======== RECORDS FOR PROCESSING ========

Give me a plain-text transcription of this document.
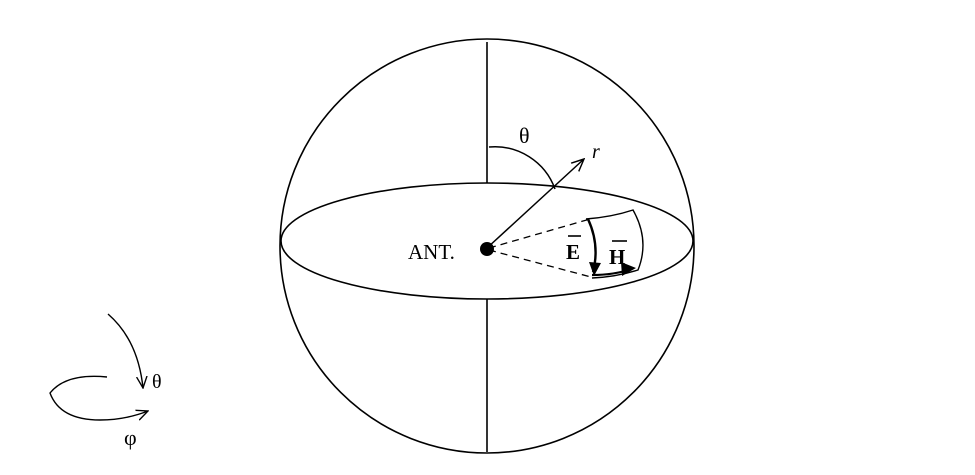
θ
r
ANT.	E H
θ
φ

========

## EXERCISE INSTRUCTIONS
Output the entries above exactly, without their pictures.

## RESPONSE TO THIS TASK
Give me a plain-text transcription of this document.
θ
r
ANT.	E H
θ
φ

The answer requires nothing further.